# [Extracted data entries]
☆ ☆ ☆

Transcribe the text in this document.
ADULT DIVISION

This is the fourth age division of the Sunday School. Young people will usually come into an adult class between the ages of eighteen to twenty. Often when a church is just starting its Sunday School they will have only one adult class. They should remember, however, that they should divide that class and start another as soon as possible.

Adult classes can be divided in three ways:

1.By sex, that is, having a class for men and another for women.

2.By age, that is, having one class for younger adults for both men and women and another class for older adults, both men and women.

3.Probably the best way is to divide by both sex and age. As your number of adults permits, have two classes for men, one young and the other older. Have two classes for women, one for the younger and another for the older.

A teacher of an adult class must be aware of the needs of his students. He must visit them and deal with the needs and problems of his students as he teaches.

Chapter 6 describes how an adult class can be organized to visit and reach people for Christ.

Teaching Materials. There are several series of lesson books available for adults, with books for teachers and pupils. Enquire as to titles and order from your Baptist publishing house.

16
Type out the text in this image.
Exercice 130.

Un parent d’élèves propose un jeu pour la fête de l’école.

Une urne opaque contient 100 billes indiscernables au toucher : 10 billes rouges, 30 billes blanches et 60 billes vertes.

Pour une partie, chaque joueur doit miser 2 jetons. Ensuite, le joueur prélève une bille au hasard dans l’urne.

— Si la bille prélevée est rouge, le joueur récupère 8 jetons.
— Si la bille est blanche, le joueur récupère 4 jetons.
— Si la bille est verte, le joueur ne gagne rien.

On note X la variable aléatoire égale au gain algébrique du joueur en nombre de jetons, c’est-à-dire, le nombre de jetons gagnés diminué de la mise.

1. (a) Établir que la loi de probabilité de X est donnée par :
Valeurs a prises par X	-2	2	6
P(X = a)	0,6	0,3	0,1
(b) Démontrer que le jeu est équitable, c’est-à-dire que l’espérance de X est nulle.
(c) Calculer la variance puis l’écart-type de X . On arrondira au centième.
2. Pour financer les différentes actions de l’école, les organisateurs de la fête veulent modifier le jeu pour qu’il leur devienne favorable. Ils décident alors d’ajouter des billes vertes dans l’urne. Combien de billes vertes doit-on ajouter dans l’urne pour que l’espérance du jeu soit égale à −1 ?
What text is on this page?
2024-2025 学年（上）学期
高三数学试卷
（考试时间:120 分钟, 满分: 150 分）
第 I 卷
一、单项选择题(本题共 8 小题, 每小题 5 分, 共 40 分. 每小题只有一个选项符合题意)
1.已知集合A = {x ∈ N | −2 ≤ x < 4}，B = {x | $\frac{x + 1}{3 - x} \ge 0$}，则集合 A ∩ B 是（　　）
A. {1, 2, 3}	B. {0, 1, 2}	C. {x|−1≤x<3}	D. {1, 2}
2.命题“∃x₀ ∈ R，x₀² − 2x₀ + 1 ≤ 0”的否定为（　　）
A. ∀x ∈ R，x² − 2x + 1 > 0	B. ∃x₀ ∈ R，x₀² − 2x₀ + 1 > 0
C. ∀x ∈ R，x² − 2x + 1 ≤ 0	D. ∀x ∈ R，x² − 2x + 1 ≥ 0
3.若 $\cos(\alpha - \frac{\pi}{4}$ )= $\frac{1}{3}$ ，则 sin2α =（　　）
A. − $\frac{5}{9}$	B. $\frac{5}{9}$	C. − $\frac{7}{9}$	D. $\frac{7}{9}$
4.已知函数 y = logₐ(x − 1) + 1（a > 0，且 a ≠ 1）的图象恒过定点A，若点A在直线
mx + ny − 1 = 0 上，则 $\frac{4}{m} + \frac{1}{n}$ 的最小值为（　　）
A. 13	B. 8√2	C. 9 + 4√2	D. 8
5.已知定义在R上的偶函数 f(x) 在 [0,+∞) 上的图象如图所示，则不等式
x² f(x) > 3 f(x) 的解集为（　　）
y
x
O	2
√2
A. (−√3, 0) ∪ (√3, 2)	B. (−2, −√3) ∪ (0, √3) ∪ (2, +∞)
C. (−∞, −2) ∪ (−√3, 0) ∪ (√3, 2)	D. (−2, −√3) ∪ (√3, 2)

☆ ☆ ☆

All of the records must be repeated exactly.

# [Exercise answer]
Transcribe the text in this document.
ADULT DIVISION

This is the fourth age division of the Sunday School. Young people will usually come into an adult class between the ages of eighteen to twenty. Often when a church is just starting its Sunday School they will have only one adult class. They should remember, however, that they should divide that class and start another as soon as possible.

Adult classes can be divided in three ways:

1.By sex, that is, having a class for men and another for women.

2.By age, that is, having one class for younger adults for both men and women and another class for older adults, both men and women.

3.Probably the best way is to divide by both sex and age. As your number of adults permits, have two classes for men, one young and the other older. Have two classes for women, one for the younger and another for the older.

A teacher of an adult class must be aware of the needs of his students. He must visit them and deal with the needs and problems of his students as he teaches.

Chapter 6 describes how an adult class can be organized to visit and reach people for Christ.

Teaching Materials. There are several series of lesson books available for adults, with books for teachers and pupils. Enquire as to titles and order from your Baptist publishing house.

16
Type out the text in this image.
Exercice 130.

Un parent d’élèves propose un jeu pour la fête de l’école.

Une urne opaque contient 100 billes indiscernables au toucher : 10 billes rouges, 30 billes blanches et 60 billes vertes.

Pour une partie, chaque joueur doit miser 2 jetons. Ensuite, le joueur prélève une bille au hasard dans l’urne.

— Si la bille prélevée est rouge, le joueur récupère 8 jetons.
— Si la bille est blanche, le joueur récupère 4 jetons.
— Si la bille est verte, le joueur ne gagne rien.

On note X la variable aléatoire égale au gain algébrique du joueur en nombre de jetons, c’est-à-dire, le nombre de jetons gagnés diminué de la mise.

1. (a) Établir que la loi de probabilité de X est donnée par :
Valeurs a prises par X	-2	2	6
P(X = a)	0,6	0,3	0,1
(b) Démontrer que le jeu est équitable, c’est-à-dire que l’espérance de X est nulle.
(c) Calculer la variance puis l’écart-type de X . On arrondira au centième.
2. Pour financer les différentes actions de l’école, les organisateurs de la fête veulent modifier le jeu pour qu’il leur devienne favorable. Ils décident alors d’ajouter des billes vertes dans l’urne. Combien de billes vertes doit-on ajouter dans l’urne pour que l’espérance du jeu soit égale à −1 ?
What text is on this page?
2024-2025 学年（上）学期
高三数学试卷
（考试时间:120 分钟, 满分: 150 分）
第 I 卷
一、单项选择题(本题共 8 小题, 每小题 5 分, 共 40 分. 每小题只有一个选项符合题意)
1.已知集合A = {x ∈ N | −2 ≤ x < 4}，B = {x | $\frac{x + 1}{3 - x} \ge 0$}，则集合 A ∩ B 是（　　）
A. {1, 2, 3}	B. {0, 1, 2}	C. {x|−1≤x<3}	D. {1, 2}
2.命题“∃x₀ ∈ R，x₀² − 2x₀ + 1 ≤ 0”的否定为（　　）
A. ∀x ∈ R，x² − 2x + 1 > 0	B. ∃x₀ ∈ R，x₀² − 2x₀ + 1 > 0
C. ∀x ∈ R，x² − 2x + 1 ≤ 0	D. ∀x ∈ R，x² − 2x + 1 ≥ 0
3.若 $\cos(\alpha - \frac{\pi}{4}$ )= $\frac{1}{3}$ ，则 sin2α =（　　）
A. − $\frac{5}{9}$	B. $\frac{5}{9}$	C. − $\frac{7}{9}$	D. $\frac{7}{9}$
4.已知函数 y = logₐ(x − 1) + 1（a > 0，且 a ≠ 1）的图象恒过定点A，若点A在直线
mx + ny − 1 = 0 上，则 $\frac{4}{m} + \frac{1}{n}$ 的最小值为（　　）
A. 13	B. 8√2	C. 9 + 4√2	D. 8
5.已知定义在R上的偶函数 f(x) 在 [0,+∞) 上的图象如图所示，则不等式
x² f(x) > 3 f(x) 的解集为（　　）
y
x
O	2
√2
A. (−√3, 0) ∪ (√3, 2)	B. (−2, −√3) ∪ (0, √3) ∪ (2, +∞)
C. (−∞, −2) ∪ (−√3, 0) ∪ (√3, 2)	D. (−2, −√3) ∪ (√3, 2)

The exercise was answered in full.